What the task requires — Filter out everything except lines holding "field".

[START]

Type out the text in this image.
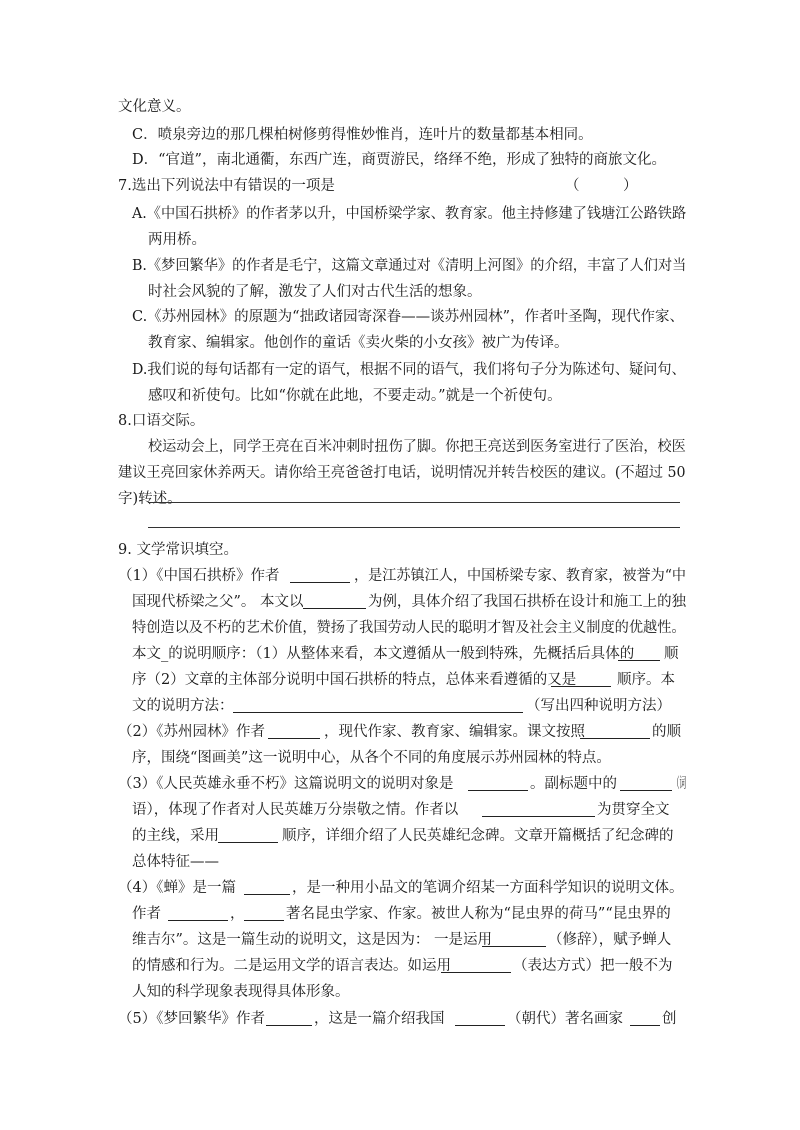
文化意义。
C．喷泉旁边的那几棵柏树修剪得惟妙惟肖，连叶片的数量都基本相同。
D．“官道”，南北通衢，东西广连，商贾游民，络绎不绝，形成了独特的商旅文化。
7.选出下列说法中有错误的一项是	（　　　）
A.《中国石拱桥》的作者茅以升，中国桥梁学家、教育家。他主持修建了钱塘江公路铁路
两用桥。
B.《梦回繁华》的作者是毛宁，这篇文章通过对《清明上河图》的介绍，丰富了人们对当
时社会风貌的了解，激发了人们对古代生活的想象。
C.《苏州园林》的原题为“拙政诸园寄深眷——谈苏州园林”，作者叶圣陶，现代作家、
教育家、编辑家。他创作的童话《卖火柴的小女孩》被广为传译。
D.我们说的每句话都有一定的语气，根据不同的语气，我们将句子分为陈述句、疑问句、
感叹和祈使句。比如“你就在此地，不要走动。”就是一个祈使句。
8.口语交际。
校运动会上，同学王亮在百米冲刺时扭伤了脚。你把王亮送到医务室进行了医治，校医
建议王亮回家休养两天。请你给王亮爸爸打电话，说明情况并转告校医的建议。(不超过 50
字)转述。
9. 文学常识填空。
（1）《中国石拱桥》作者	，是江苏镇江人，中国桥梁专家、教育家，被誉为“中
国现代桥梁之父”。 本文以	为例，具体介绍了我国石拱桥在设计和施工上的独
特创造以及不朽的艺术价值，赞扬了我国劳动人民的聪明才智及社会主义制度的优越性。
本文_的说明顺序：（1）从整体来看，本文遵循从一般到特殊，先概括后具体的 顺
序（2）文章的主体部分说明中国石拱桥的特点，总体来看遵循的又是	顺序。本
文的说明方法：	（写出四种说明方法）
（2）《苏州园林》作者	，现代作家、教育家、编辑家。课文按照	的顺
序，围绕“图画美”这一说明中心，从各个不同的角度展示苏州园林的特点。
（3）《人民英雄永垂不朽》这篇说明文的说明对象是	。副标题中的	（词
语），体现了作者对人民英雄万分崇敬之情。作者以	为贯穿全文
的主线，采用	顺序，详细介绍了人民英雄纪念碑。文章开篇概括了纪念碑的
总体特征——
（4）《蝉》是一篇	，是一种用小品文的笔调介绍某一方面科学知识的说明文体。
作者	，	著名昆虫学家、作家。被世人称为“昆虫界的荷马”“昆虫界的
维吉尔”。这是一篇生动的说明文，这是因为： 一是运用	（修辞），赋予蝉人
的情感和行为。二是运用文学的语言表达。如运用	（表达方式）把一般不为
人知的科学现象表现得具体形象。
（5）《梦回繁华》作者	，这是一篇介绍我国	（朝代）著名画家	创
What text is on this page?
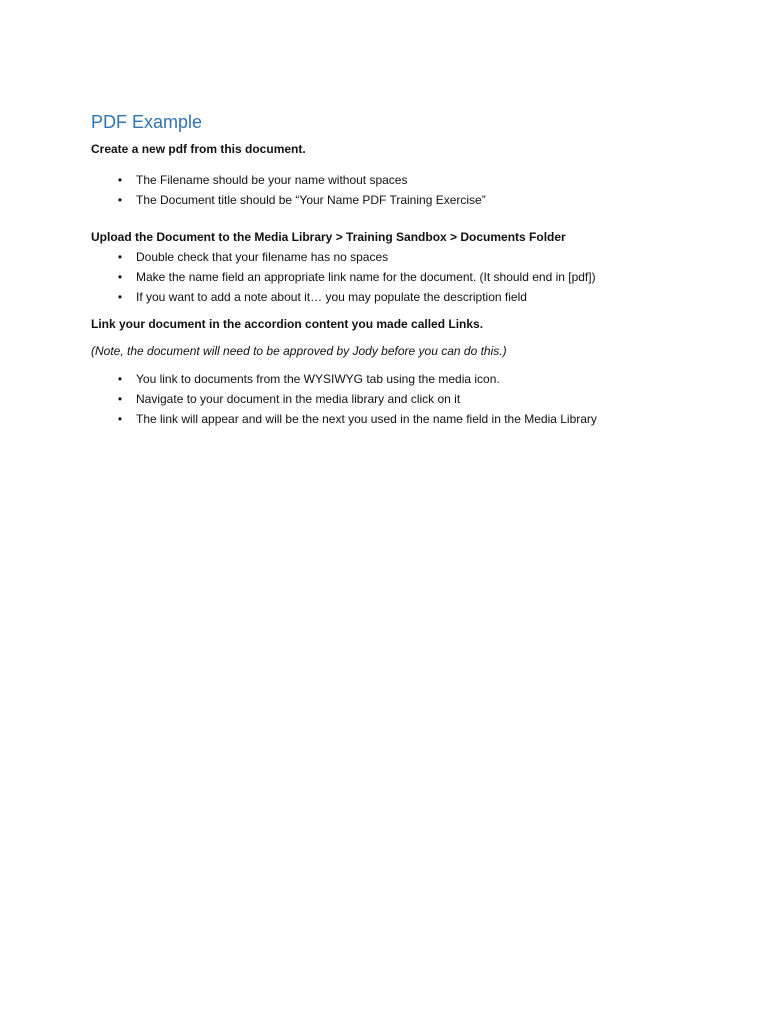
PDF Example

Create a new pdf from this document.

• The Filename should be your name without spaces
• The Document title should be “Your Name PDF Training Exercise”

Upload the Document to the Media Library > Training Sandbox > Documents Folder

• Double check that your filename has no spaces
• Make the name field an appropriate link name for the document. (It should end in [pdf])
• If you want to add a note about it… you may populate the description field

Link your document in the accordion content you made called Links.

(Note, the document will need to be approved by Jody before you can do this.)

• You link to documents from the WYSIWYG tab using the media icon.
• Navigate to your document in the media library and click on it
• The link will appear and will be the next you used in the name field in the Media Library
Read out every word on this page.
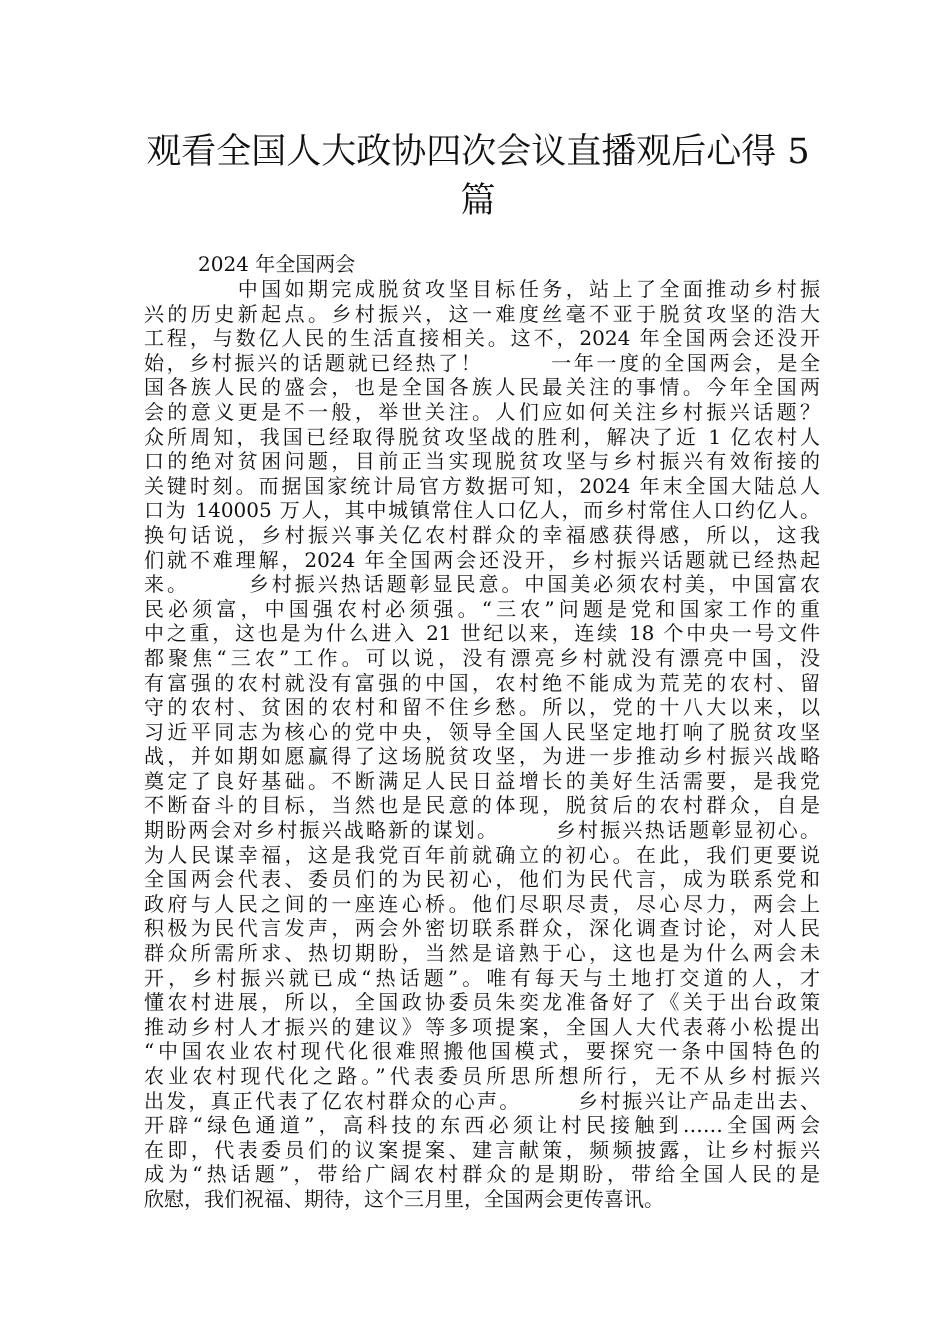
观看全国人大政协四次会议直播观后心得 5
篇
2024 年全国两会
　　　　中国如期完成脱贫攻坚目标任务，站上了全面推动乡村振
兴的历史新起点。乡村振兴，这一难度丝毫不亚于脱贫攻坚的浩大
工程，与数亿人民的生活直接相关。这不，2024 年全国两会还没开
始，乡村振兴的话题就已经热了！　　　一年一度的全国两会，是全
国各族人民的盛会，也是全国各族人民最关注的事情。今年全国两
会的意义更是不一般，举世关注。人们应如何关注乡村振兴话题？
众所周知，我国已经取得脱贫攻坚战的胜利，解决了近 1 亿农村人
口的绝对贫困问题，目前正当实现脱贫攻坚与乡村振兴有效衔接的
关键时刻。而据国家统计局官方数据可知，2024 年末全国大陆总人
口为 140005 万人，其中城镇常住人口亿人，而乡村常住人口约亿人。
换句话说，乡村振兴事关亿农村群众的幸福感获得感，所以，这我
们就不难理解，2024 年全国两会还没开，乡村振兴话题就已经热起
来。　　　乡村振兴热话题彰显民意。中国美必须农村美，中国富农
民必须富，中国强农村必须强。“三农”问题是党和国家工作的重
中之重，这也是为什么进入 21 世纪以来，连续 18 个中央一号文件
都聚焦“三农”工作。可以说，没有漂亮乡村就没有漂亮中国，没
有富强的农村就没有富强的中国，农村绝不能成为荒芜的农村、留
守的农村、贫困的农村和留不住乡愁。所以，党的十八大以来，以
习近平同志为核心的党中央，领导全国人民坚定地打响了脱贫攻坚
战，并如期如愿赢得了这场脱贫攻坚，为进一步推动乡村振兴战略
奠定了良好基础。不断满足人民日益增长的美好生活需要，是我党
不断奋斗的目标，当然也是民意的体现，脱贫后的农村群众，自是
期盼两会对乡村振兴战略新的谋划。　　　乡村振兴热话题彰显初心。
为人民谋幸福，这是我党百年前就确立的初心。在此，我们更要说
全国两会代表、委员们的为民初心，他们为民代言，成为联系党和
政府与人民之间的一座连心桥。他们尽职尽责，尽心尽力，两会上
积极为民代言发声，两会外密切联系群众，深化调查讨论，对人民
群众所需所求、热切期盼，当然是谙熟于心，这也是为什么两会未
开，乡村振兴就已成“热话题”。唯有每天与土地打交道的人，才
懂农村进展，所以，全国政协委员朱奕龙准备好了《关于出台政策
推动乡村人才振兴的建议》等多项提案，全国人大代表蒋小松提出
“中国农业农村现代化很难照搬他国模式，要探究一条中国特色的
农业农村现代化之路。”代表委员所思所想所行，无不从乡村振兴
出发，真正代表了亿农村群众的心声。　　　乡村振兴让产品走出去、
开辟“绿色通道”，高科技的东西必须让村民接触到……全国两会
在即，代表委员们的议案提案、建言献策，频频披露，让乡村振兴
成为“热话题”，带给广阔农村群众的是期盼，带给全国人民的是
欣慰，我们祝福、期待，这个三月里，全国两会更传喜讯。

[END]

Task answer —
• Make the name field an appropriate link name for the document. (It should end in [pdf])
• If you want to add a note about it… you may populate the description field
• The link will appear and will be the next you used in the name field in the Media Library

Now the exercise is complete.